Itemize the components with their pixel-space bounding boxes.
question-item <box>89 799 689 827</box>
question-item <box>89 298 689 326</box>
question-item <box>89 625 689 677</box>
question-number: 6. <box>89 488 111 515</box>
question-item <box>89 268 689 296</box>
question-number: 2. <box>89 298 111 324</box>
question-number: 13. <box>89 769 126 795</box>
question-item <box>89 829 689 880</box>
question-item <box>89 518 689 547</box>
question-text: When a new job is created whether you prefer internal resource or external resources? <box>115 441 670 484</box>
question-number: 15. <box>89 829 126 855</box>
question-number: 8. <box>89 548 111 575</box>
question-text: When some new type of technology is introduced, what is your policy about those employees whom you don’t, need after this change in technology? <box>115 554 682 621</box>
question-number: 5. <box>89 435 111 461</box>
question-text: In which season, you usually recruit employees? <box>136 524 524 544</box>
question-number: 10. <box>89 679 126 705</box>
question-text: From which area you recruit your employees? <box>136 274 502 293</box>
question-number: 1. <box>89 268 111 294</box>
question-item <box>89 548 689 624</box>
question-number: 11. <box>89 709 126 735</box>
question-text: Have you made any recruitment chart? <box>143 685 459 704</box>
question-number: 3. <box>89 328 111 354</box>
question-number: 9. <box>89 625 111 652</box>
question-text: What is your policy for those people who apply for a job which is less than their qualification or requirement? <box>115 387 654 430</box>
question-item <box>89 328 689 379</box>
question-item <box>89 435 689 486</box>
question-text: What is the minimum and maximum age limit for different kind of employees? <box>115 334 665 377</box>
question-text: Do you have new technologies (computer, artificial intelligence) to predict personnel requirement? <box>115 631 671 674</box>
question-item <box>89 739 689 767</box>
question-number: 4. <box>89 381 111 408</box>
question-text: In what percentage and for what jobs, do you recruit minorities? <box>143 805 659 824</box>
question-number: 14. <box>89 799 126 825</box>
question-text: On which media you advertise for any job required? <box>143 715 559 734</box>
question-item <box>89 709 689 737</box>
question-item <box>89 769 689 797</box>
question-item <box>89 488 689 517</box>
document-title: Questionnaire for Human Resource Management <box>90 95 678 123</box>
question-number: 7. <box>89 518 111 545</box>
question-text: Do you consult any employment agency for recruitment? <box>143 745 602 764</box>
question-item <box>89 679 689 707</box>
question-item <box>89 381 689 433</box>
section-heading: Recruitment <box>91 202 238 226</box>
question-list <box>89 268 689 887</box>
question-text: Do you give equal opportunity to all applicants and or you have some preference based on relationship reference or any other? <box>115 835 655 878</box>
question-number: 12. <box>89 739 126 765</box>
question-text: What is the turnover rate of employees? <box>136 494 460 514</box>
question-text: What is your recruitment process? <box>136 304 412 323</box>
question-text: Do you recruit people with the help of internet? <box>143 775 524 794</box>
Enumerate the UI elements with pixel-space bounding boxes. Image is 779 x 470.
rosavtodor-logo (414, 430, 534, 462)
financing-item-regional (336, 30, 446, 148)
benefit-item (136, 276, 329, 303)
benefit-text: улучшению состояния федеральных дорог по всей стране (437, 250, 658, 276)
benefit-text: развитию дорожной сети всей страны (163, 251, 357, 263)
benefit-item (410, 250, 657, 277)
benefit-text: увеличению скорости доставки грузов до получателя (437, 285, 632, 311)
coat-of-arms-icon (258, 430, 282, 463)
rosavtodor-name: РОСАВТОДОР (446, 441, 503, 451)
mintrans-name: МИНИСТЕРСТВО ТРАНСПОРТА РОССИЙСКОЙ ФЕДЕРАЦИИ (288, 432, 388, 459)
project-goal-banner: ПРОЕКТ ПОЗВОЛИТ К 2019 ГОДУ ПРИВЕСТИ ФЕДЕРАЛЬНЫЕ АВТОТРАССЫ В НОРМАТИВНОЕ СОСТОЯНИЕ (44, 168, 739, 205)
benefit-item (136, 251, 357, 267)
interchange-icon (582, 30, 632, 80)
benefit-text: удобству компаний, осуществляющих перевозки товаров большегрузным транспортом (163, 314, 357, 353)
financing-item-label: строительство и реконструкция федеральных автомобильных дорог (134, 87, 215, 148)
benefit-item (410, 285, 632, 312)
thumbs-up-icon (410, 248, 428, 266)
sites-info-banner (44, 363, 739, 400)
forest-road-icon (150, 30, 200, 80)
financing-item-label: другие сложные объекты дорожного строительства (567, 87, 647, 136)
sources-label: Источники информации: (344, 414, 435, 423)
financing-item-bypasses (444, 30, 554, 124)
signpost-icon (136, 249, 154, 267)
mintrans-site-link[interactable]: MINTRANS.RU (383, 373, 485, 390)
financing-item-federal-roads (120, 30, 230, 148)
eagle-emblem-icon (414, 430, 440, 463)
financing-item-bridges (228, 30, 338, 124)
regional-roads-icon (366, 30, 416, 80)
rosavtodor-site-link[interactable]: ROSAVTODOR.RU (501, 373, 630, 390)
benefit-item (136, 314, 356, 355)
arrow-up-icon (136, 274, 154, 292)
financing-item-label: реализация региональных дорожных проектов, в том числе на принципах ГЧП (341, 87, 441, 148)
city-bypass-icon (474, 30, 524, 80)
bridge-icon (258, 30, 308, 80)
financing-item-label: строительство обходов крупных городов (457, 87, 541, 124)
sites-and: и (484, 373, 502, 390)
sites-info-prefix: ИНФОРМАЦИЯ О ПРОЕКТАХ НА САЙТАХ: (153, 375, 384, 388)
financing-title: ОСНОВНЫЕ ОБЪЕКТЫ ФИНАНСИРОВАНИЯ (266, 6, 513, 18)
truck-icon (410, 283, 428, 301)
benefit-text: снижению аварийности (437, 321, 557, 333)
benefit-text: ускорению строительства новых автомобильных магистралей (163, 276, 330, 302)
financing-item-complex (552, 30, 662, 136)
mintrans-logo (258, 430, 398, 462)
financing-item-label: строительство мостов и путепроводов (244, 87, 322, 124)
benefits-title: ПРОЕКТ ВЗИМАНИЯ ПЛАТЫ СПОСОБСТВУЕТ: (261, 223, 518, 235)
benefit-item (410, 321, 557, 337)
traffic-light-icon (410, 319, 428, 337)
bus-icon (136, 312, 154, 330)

## TASK
Copy every row above verbatim, leaving each line unchanged.

## SOLVED EXERCISE
Itemize the components with their pixel-space bounding boxes.
question-item <box>89 799 689 827</box>
question-item <box>89 298 689 326</box>
question-item <box>89 625 689 677</box>
question-number: 6. <box>89 488 111 515</box>
question-item <box>89 268 689 296</box>
question-number: 2. <box>89 298 111 324</box>
question-number: 13. <box>89 769 126 795</box>
question-item <box>89 829 689 880</box>
question-item <box>89 518 689 547</box>
question-text: When a new job is created whether you prefer internal resource or external resources? <box>115 441 670 484</box>
question-number: 15. <box>89 829 126 855</box>
question-number: 8. <box>89 548 111 575</box>
question-text: When some new type of technology is introduced, what is your policy about those employees whom you don’t, need after this change in technology? <box>115 554 682 621</box>
question-number: 5. <box>89 435 111 461</box>
question-text: In which season, you usually recruit employees? <box>136 524 524 544</box>
question-number: 10. <box>89 679 126 705</box>
question-text: From which area you recruit your employees? <box>136 274 502 293</box>
question-number: 1. <box>89 268 111 294</box>
question-item <box>89 548 689 624</box>
question-number: 11. <box>89 709 126 735</box>
question-text: Have you made any recruitment chart? <box>143 685 459 704</box>
question-number: 3. <box>89 328 111 354</box>
question-number: 9. <box>89 625 111 652</box>
question-text: What is your policy for those people who apply for a job which is less than their qualification or requirement? <box>115 387 654 430</box>
question-item <box>89 328 689 379</box>
question-item <box>89 435 689 486</box>
question-text: What is the minimum and maximum age limit for different kind of employees? <box>115 334 665 377</box>
question-text: Do you have new technologies (computer, artificial intelligence) to predict personnel requirement? <box>115 631 671 674</box>
question-item <box>89 739 689 767</box>
question-number: 4. <box>89 381 111 408</box>
question-text: In what percentage and for what jobs, do you recruit minorities? <box>143 805 659 824</box>
question-number: 14. <box>89 799 126 825</box>
question-text: On which media you advertise for any job required? <box>143 715 559 734</box>
question-item <box>89 709 689 737</box>
question-item <box>89 769 689 797</box>
question-item <box>89 488 689 517</box>
document-title: Questionnaire for Human Resource Management <box>90 95 678 123</box>
question-number: 7. <box>89 518 111 545</box>
question-text: Do you consult any employment agency for recruitment? <box>143 745 602 764</box>
question-item <box>89 679 689 707</box>
question-item <box>89 381 689 433</box>
section-heading: Recruitment <box>91 202 238 226</box>
question-list <box>89 268 689 887</box>
question-text: Do you give equal opportunity to all applicants and or you have some preference based on relationship reference or any other? <box>115 835 655 878</box>
question-number: 12. <box>89 739 126 765</box>
question-text: What is the turnover rate of employees? <box>136 494 460 514</box>
question-text: What is your recruitment process? <box>136 304 412 323</box>
question-text: Do you recruit people with the help of internet? <box>143 775 524 794</box>
Enumerate the UI elements with pixel-space bounding boxes. Image is 779 x 470.
rosavtodor-logo (414, 430, 534, 462)
financing-item-regional (336, 30, 446, 148)
benefit-item (136, 276, 329, 303)
benefit-text: улучшению состояния федеральных дорог по всей стране (437, 250, 658, 276)
benefit-text: развитию дорожной сети всей страны (163, 251, 357, 263)
benefit-item (410, 250, 657, 277)
benefit-text: увеличению скорости доставки грузов до получателя (437, 285, 632, 311)
coat-of-arms-icon (258, 430, 282, 463)
rosavtodor-name: РОСАВТОДОР (446, 441, 503, 451)
mintrans-name: МИНИСТЕРСТВО ТРАНСПОРТА РОССИЙСКОЙ ФЕДЕРАЦИИ (288, 432, 388, 459)
project-goal-banner: ПРОЕКТ ПОЗВОЛИТ К 2019 ГОДУ ПРИВЕСТИ ФЕДЕРАЛЬНЫЕ АВТОТРАССЫ В НОРМАТИВНОЕ СОСТОЯНИЕ (44, 168, 739, 205)
benefit-item (136, 251, 357, 267)
interchange-icon (582, 30, 632, 80)
benefit-text: удобству компаний, осуществляющих перевозки товаров большегрузным транспортом (163, 314, 357, 353)
financing-item-label: строительство и реконструкция федеральных автомобильных дорог (134, 87, 215, 148)
benefit-item (410, 285, 632, 312)
thumbs-up-icon (410, 248, 428, 266)
sites-info-banner (44, 363, 739, 400)
forest-road-icon (150, 30, 200, 80)
financing-item-label: другие сложные объекты дорожного строительства (567, 87, 647, 136)
sources-label: Источники информации: (344, 414, 435, 423)
financing-item-bypasses (444, 30, 554, 124)
signpost-icon (136, 249, 154, 267)
mintrans-site-link[interactable]: MINTRANS.RU (383, 373, 485, 390)
financing-item-federal-roads (120, 30, 230, 148)
eagle-emblem-icon (414, 430, 440, 463)
financing-item-bridges (228, 30, 338, 124)
regional-roads-icon (366, 30, 416, 80)
rosavtodor-site-link[interactable]: ROSAVTODOR.RU (501, 373, 630, 390)
benefit-item (136, 314, 356, 355)
arrow-up-icon (136, 274, 154, 292)
financing-item-label: реализация региональных дорожных проектов, в том числе на принципах ГЧП (341, 87, 441, 148)
city-bypass-icon (474, 30, 524, 80)
bridge-icon (258, 30, 308, 80)
financing-item-label: строительство обходов крупных городов (457, 87, 541, 124)
sites-and: и (484, 373, 502, 390)
sites-info-prefix: ИНФОРМАЦИЯ О ПРОЕКТАХ НА САЙТАХ: (153, 375, 384, 388)
financing-title: ОСНОВНЫЕ ОБЪЕКТЫ ФИНАНСИРОВАНИЯ (266, 6, 513, 18)
truck-icon (410, 283, 428, 301)
benefit-text: снижению аварийности (437, 321, 557, 333)
benefit-text: ускорению строительства новых автомобильных магистралей (163, 276, 330, 302)
financing-item-complex (552, 30, 662, 136)
mintrans-logo (258, 430, 398, 462)
financing-item-label: строительство мостов и путепроводов (244, 87, 322, 124)
benefits-title: ПРОЕКТ ВЗИМАНИЯ ПЛАТЫ СПОСОБСТВУЕТ: (261, 223, 518, 235)
benefit-item (410, 321, 557, 337)
traffic-light-icon (410, 319, 428, 337)
bus-icon (136, 312, 154, 330)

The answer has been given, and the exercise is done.